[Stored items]

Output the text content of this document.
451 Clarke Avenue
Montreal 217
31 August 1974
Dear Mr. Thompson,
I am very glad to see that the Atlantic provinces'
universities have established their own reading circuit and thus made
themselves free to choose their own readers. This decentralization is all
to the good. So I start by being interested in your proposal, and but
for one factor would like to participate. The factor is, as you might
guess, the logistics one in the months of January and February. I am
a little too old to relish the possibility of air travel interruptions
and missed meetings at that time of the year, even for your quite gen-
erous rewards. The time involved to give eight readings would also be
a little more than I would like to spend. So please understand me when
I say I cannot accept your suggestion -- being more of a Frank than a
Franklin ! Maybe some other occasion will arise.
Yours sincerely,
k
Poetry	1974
---
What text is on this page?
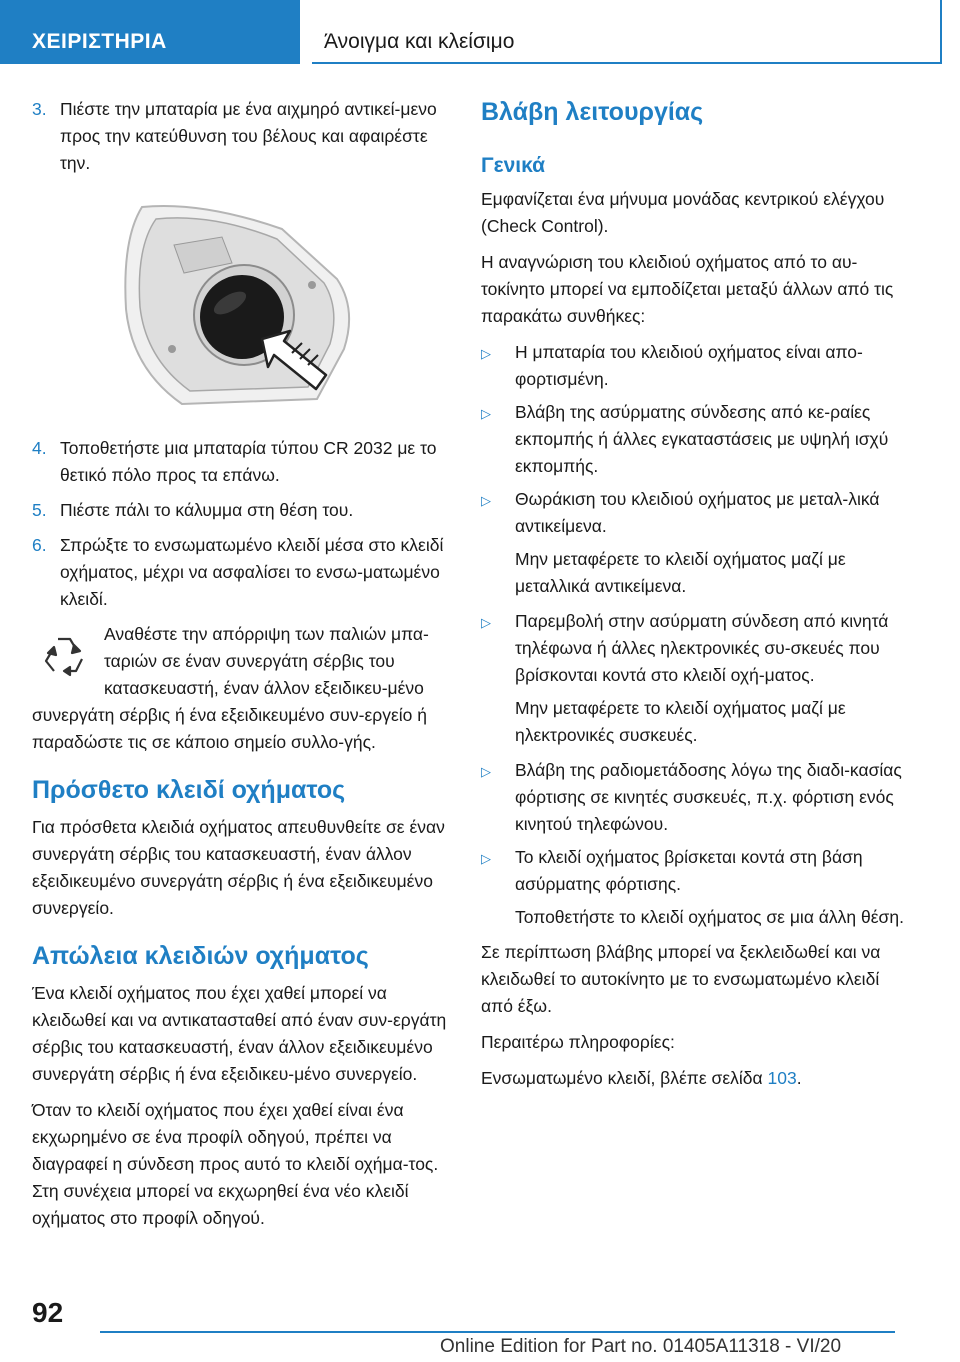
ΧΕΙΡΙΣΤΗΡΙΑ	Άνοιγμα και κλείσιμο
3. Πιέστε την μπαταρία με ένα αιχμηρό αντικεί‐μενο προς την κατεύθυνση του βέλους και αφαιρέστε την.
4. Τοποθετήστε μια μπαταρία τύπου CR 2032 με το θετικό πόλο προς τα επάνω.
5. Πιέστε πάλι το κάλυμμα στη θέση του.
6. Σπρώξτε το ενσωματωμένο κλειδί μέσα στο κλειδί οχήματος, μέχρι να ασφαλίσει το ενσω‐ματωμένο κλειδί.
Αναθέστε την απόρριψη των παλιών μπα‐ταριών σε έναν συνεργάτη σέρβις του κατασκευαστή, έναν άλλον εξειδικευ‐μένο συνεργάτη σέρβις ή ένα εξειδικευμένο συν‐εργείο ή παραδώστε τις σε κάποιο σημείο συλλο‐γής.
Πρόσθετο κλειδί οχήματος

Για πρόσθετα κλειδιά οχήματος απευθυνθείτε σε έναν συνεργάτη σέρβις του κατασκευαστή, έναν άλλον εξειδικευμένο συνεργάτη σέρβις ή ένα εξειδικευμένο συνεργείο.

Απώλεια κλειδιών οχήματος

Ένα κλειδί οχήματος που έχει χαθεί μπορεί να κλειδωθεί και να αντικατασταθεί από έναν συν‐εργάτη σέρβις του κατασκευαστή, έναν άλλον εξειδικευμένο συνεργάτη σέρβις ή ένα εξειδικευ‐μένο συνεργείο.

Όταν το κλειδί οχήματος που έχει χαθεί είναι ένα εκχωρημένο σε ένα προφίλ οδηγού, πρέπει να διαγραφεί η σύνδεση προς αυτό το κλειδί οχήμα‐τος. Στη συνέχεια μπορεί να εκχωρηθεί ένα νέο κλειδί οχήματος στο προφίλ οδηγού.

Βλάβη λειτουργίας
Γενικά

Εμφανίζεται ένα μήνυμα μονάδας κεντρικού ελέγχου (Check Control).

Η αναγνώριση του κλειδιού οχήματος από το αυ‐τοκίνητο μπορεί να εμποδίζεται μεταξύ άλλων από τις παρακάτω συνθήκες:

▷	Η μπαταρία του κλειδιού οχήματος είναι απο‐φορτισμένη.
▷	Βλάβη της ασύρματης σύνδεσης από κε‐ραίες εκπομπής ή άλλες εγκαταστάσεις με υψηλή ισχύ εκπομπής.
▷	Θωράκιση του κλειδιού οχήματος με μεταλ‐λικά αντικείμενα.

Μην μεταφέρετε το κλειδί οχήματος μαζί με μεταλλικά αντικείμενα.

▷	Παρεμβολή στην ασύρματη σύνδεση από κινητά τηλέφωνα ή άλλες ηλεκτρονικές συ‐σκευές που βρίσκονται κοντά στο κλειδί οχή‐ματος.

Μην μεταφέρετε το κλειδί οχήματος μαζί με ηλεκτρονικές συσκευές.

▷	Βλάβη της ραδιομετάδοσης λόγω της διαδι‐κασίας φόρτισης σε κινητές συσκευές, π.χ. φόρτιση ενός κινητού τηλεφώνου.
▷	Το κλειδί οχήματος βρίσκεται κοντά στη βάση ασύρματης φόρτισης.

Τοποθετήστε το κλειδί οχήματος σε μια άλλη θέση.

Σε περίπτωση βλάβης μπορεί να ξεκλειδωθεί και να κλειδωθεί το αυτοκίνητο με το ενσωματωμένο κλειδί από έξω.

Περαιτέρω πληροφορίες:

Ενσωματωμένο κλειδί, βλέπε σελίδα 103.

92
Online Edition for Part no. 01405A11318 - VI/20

● WHAT THE TASK REQUIRES: Pull out all lines of the data with the string "than".

● EXERCISE RESPONSE:
a little more than I would like to spend. So please understand me when
I say I cannot accept your suggestion -- being more of a Frank than a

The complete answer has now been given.